** BEGIN Data provided **

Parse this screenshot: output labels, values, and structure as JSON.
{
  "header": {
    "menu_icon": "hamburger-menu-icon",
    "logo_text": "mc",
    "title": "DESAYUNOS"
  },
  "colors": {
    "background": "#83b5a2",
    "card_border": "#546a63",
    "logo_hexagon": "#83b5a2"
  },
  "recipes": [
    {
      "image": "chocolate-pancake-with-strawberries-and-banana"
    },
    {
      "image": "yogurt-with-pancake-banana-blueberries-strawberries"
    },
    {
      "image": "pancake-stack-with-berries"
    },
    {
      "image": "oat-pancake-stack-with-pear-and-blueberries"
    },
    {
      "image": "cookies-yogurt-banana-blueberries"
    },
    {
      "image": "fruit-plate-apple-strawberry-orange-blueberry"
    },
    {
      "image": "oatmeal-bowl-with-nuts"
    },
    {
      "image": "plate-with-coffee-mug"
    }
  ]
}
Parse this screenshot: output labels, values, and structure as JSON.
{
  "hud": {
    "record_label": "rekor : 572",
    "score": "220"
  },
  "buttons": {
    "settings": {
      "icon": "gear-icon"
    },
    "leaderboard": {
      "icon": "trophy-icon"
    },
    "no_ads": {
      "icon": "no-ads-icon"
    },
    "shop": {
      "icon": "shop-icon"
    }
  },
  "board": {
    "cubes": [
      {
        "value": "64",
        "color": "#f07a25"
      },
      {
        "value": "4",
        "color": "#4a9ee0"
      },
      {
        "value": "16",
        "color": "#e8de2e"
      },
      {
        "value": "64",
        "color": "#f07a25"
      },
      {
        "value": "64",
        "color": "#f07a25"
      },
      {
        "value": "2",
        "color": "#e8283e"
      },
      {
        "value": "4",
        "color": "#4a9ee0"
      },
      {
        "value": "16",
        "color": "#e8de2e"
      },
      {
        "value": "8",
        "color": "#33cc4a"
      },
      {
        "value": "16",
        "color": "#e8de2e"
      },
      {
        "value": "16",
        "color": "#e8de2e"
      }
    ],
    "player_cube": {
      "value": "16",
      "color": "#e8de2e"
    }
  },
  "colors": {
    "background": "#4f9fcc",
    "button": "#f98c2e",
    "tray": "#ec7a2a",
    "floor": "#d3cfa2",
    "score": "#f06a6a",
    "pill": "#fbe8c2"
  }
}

** END Data provided **

Required work
Reproduce each entry above exactly, keeping every word.

Result of this exercise
Parse this screenshot: output labels, values, and structure as JSON.
{
  "header": {
    "menu_icon": "hamburger-menu-icon",
    "logo_text": "mc",
    "title": "DESAYUNOS"
  },
  "colors": {
    "background": "#83b5a2",
    "card_border": "#546a63",
    "logo_hexagon": "#83b5a2"
  },
  "recipes": [
    {
      "image": "chocolate-pancake-with-strawberries-and-banana"
    },
    {
      "image": "yogurt-with-pancake-banana-blueberries-strawberries"
    },
    {
      "image": "pancake-stack-with-berries"
    },
    {
      "image": "oat-pancake-stack-with-pear-and-blueberries"
    },
    {
      "image": "cookies-yogurt-banana-blueberries"
    },
    {
      "image": "fruit-plate-apple-strawberry-orange-blueberry"
    },
    {
      "image": "oatmeal-bowl-with-nuts"
    },
    {
      "image": "plate-with-coffee-mug"
    }
  ]
}
Parse this screenshot: output labels, values, and structure as JSON.
{
  "hud": {
    "record_label": "rekor : 572",
    "score": "220"
  },
  "buttons": {
    "settings": {
      "icon": "gear-icon"
    },
    "leaderboard": {
      "icon": "trophy-icon"
    },
    "no_ads": {
      "icon": "no-ads-icon"
    },
    "shop": {
      "icon": "shop-icon"
    }
  },
  "board": {
    "cubes": [
      {
        "value": "64",
        "color": "#f07a25"
      },
      {
        "value": "4",
        "color": "#4a9ee0"
      },
      {
        "value": "16",
        "color": "#e8de2e"
      },
      {
        "value": "64",
        "color": "#f07a25"
      },
      {
        "value": "64",
        "color": "#f07a25"
      },
      {
        "value": "2",
        "color": "#e8283e"
      },
      {
        "value": "4",
        "color": "#4a9ee0"
      },
      {
        "value": "16",
        "color": "#e8de2e"
      },
      {
        "value": "8",
        "color": "#33cc4a"
      },
      {
        "value": "16",
        "color": "#e8de2e"
      },
      {
        "value": "16",
        "color": "#e8de2e"
      }
    ],
    "player_cube": {
      "value": "16",
      "color": "#e8de2e"
    }
  },
  "colors": {
    "background": "#4f9fcc",
    "button": "#f98c2e",
    "tray": "#ec7a2a",
    "floor": "#d3cfa2",
    "score": "#f06a6a",
    "pill": "#fbe8c2"
  }
}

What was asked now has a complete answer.